What is required: Each entry, as given, must be output unchanged.

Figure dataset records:
=== Section Start ===
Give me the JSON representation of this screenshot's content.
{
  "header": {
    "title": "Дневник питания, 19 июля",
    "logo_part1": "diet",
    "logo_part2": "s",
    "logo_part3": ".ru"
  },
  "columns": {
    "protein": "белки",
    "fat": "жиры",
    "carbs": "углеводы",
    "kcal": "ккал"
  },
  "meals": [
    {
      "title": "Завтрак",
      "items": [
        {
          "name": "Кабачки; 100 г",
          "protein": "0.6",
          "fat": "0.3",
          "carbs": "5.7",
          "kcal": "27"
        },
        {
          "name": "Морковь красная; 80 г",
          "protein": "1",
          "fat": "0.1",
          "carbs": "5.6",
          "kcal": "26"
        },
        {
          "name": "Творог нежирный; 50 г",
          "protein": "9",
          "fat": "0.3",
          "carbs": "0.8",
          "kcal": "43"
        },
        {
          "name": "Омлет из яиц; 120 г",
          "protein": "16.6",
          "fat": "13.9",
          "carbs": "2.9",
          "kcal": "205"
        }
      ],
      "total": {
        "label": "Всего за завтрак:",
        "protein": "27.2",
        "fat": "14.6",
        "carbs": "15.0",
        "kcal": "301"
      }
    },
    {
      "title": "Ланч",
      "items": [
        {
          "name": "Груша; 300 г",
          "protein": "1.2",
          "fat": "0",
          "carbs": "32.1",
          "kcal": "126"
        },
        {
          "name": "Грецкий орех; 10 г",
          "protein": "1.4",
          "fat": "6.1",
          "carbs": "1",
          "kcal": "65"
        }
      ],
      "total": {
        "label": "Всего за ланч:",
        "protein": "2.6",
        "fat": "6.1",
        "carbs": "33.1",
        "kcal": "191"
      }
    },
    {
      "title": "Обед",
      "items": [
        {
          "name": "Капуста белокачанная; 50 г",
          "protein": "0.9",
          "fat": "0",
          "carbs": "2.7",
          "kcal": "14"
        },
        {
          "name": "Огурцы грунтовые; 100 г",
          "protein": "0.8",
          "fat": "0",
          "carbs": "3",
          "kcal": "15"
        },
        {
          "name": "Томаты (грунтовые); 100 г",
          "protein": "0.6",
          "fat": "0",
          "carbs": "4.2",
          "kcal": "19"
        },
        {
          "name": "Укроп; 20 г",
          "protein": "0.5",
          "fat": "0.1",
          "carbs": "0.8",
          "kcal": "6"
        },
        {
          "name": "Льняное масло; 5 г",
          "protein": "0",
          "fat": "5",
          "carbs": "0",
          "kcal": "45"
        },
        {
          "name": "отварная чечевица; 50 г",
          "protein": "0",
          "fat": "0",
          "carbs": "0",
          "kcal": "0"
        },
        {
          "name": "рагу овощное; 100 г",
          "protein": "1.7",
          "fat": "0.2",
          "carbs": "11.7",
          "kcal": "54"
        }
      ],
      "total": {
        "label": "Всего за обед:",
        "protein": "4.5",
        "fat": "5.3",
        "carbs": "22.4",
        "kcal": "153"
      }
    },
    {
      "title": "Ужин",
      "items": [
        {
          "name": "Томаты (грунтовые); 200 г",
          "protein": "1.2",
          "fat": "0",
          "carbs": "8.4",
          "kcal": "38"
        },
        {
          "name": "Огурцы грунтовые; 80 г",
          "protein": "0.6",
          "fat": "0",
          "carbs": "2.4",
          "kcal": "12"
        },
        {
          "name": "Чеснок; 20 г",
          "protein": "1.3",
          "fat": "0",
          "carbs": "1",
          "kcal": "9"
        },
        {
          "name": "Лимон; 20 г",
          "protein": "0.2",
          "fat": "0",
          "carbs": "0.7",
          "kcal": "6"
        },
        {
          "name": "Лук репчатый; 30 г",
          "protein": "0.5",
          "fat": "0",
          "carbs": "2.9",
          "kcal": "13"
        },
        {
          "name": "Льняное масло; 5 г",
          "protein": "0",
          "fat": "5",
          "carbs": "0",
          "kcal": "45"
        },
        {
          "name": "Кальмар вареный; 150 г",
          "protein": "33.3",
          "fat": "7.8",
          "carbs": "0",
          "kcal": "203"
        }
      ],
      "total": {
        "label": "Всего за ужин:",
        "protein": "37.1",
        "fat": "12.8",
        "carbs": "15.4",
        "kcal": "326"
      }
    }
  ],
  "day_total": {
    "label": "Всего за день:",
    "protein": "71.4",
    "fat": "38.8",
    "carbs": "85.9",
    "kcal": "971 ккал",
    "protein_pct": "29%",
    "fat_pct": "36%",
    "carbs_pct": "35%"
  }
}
=== Section End ===
Reply:
Give me the JSON representation of this screenshot's content.
{
  "header": {
    "title": "Дневник питания, 19 июля",
    "logo_part1": "diet",
    "logo_part2": "s",
    "logo_part3": ".ru"
  },
  "columns": {
    "protein": "белки",
    "fat": "жиры",
    "carbs": "углеводы",
    "kcal": "ккал"
  },
  "meals": [
    {
      "title": "Завтрак",
      "items": [
        {
          "name": "Кабачки; 100 г",
          "protein": "0.6",
          "fat": "0.3",
          "carbs": "5.7",
          "kcal": "27"
        },
        {
          "name": "Морковь красная; 80 г",
          "protein": "1",
          "fat": "0.1",
          "carbs": "5.6",
          "kcal": "26"
        },
        {
          "name": "Творог нежирный; 50 г",
          "protein": "9",
          "fat": "0.3",
          "carbs": "0.8",
          "kcal": "43"
        },
        {
          "name": "Омлет из яиц; 120 г",
          "protein": "16.6",
          "fat": "13.9",
          "carbs": "2.9",
          "kcal": "205"
        }
      ],
      "total": {
        "label": "Всего за завтрак:",
        "protein": "27.2",
        "fat": "14.6",
        "carbs": "15.0",
        "kcal": "301"
      }
    },
    {
      "title": "Ланч",
      "items": [
        {
          "name": "Груша; 300 г",
          "protein": "1.2",
          "fat": "0",
          "carbs": "32.1",
          "kcal": "126"
        },
        {
          "name": "Грецкий орех; 10 г",
          "protein": "1.4",
          "fat": "6.1",
          "carbs": "1",
          "kcal": "65"
        }
      ],
      "total": {
        "label": "Всего за ланч:",
        "protein": "2.6",
        "fat": "6.1",
        "carbs": "33.1",
        "kcal": "191"
      }
    },
    {
      "title": "Обед",
      "items": [
        {
          "name": "Капуста белокачанная; 50 г",
          "protein": "0.9",
          "fat": "0",
          "carbs": "2.7",
          "kcal": "14"
        },
        {
          "name": "Огурцы грунтовые; 100 г",
          "protein": "0.8",
          "fat": "0",
          "carbs": "3",
          "kcal": "15"
        },
        {
          "name": "Томаты (грунтовые); 100 г",
          "protein": "0.6",
          "fat": "0",
          "carbs": "4.2",
          "kcal": "19"
        },
        {
          "name": "Укроп; 20 г",
          "protein": "0.5",
          "fat": "0.1",
          "carbs": "0.8",
          "kcal": "6"
        },
        {
          "name": "Льняное масло; 5 г",
          "protein": "0",
          "fat": "5",
          "carbs": "0",
          "kcal": "45"
        },
        {
          "name": "отварная чечевица; 50 г",
          "protein": "0",
          "fat": "0",
          "carbs": "0",
          "kcal": "0"
        },
        {
          "name": "рагу овощное; 100 г",
          "protein": "1.7",
          "fat": "0.2",
          "carbs": "11.7",
          "kcal": "54"
        }
      ],
      "total": {
        "label": "Всего за обед:",
        "protein": "4.5",
        "fat": "5.3",
        "carbs": "22.4",
        "kcal": "153"
      }
    },
    {
      "title": "Ужин",
      "items": [
        {
          "name": "Томаты (грунтовые); 200 г",
          "protein": "1.2",
          "fat": "0",
          "carbs": "8.4",
          "kcal": "38"
        },
        {
          "name": "Огурцы грунтовые; 80 г",
          "protein": "0.6",
          "fat": "0",
          "carbs": "2.4",
          "kcal": "12"
        },
        {
          "name": "Чеснок; 20 г",
          "protein": "1.3",
          "fat": "0",
          "carbs": "1",
          "kcal": "9"
        },
        {
          "name": "Лимон; 20 г",
          "protein": "0.2",
          "fat": "0",
          "carbs": "0.7",
          "kcal": "6"
        },
        {
          "name": "Лук репчатый; 30 г",
          "protein": "0.5",
          "fat": "0",
          "carbs": "2.9",
          "kcal": "13"
        },
        {
          "name": "Льняное масло; 5 г",
          "protein": "0",
          "fat": "5",
          "carbs": "0",
          "kcal": "45"
        },
        {
          "name": "Кальмар вареный; 150 г",
          "protein": "33.3",
          "fat": "7.8",
          "carbs": "0",
          "kcal": "203"
        }
      ],
      "total": {
        "label": "Всего за ужин:",
        "protein": "37.1",
        "fat": "12.8",
        "carbs": "15.4",
        "kcal": "326"
      }
    }
  ],
  "day_total": {
    "label": "Всего за день:",
    "protein": "71.4",
    "fat": "38.8",
    "carbs": "85.9",
    "kcal": "971 ккал",
    "protein_pct": "29%",
    "fat_pct": "36%",
    "carbs_pct": "35%"
  }
}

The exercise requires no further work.